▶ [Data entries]
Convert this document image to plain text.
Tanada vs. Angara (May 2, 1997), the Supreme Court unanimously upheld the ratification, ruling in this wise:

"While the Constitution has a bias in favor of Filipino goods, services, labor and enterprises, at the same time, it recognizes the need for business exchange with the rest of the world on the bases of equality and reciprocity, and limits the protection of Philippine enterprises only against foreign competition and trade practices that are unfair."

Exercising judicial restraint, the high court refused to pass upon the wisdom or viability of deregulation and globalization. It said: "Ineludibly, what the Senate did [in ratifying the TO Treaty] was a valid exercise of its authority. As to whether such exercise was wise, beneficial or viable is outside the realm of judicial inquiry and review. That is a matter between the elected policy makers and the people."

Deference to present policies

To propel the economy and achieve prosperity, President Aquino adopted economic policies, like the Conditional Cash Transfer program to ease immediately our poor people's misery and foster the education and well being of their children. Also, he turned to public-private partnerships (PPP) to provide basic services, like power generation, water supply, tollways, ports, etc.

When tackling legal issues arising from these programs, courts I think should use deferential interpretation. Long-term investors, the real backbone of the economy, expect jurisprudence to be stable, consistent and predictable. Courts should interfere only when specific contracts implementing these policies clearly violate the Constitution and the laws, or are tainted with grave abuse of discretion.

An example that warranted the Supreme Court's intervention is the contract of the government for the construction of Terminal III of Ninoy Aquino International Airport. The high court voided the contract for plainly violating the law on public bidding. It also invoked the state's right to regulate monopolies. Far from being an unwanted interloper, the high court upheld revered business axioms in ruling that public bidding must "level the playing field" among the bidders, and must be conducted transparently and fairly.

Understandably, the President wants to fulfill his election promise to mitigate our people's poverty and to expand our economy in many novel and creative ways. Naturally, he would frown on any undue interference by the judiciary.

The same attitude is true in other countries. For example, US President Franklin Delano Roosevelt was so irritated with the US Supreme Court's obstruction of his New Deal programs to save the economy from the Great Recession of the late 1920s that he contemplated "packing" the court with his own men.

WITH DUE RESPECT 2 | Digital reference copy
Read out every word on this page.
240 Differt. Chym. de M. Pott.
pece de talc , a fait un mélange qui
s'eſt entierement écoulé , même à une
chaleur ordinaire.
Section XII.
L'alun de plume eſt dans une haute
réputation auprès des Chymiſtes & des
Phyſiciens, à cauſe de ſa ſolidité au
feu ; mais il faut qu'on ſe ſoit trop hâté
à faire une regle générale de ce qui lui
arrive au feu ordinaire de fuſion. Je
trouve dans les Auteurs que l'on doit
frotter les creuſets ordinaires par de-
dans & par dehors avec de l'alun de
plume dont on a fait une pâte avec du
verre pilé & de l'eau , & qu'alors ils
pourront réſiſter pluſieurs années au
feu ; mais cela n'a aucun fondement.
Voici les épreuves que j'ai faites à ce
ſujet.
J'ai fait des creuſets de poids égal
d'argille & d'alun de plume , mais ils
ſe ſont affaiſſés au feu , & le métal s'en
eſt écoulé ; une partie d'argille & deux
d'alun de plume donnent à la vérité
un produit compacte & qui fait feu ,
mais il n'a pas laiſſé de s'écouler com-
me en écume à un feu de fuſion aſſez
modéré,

▶ [What to work on]
Please set down all the data word for word.

▶ [Task answer]
Convert this document image to plain text.
Tanada vs. Angara (May 2, 1997), the Supreme Court unanimously upheld the ratification, ruling in this wise:

"While the Constitution has a bias in favor of Filipino goods, services, labor and enterprises, at the same time, it recognizes the need for business exchange with the rest of the world on the bases of equality and reciprocity, and limits the protection of Philippine enterprises only against foreign competition and trade practices that are unfair."

Exercising judicial restraint, the high court refused to pass upon the wisdom or viability of deregulation and globalization. It said: "Ineludibly, what the Senate did [in ratifying the TO Treaty] was a valid exercise of its authority. As to whether such exercise was wise, beneficial or viable is outside the realm of judicial inquiry and review. That is a matter between the elected policy makers and the people."

Deference to present policies

To propel the economy and achieve prosperity, President Aquino adopted economic policies, like the Conditional Cash Transfer program to ease immediately our poor people's misery and foster the education and well being of their children. Also, he turned to public-private partnerships (PPP) to provide basic services, like power generation, water supply, tollways, ports, etc.

When tackling legal issues arising from these programs, courts I think should use deferential interpretation. Long-term investors, the real backbone of the economy, expect jurisprudence to be stable, consistent and predictable. Courts should interfere only when specific contracts implementing these policies clearly violate the Constitution and the laws, or are tainted with grave abuse of discretion.

An example that warranted the Supreme Court's intervention is the contract of the government for the construction of Terminal III of Ninoy Aquino International Airport. The high court voided the contract for plainly violating the law on public bidding. It also invoked the state's right to regulate monopolies. Far from being an unwanted interloper, the high court upheld revered business axioms in ruling that public bidding must "level the playing field" among the bidders, and must be conducted transparently and fairly.

Understandably, the President wants to fulfill his election promise to mitigate our people's poverty and to expand our economy in many novel and creative ways. Naturally, he would frown on any undue interference by the judiciary.

The same attitude is true in other countries. For example, US President Franklin Delano Roosevelt was so irritated with the US Supreme Court's obstruction of his New Deal programs to save the economy from the Great Recession of the late 1920s that he contemplated "packing" the court with his own men.

WITH DUE RESPECT 2 | Digital reference copy
Read out every word on this page.
240 Differt. Chym. de M. Pott.
pece de talc , a fait un mélange qui
s'eſt entierement écoulé , même à une
chaleur ordinaire.
Section XII.
L'alun de plume eſt dans une haute
réputation auprès des Chymiſtes & des
Phyſiciens, à cauſe de ſa ſolidité au
feu ; mais il faut qu'on ſe ſoit trop hâté
à faire une regle générale de ce qui lui
arrive au feu ordinaire de fuſion. Je
trouve dans les Auteurs que l'on doit
frotter les creuſets ordinaires par de-
dans & par dehors avec de l'alun de
plume dont on a fait une pâte avec du
verre pilé & de l'eau , & qu'alors ils
pourront réſiſter pluſieurs années au
feu ; mais cela n'a aucun fondement.
Voici les épreuves que j'ai faites à ce
ſujet.
J'ai fait des creuſets de poids égal
d'argille & d'alun de plume , mais ils
ſe ſont affaiſſés au feu , & le métal s'en
eſt écoulé ; une partie d'argille & deux
d'alun de plume donnent à la vérité
un produit compacte & qui fait feu ,
mais il n'a pas laiſſé de s'écouler com-
me en écume à un feu de fuſion aſſez
modéré,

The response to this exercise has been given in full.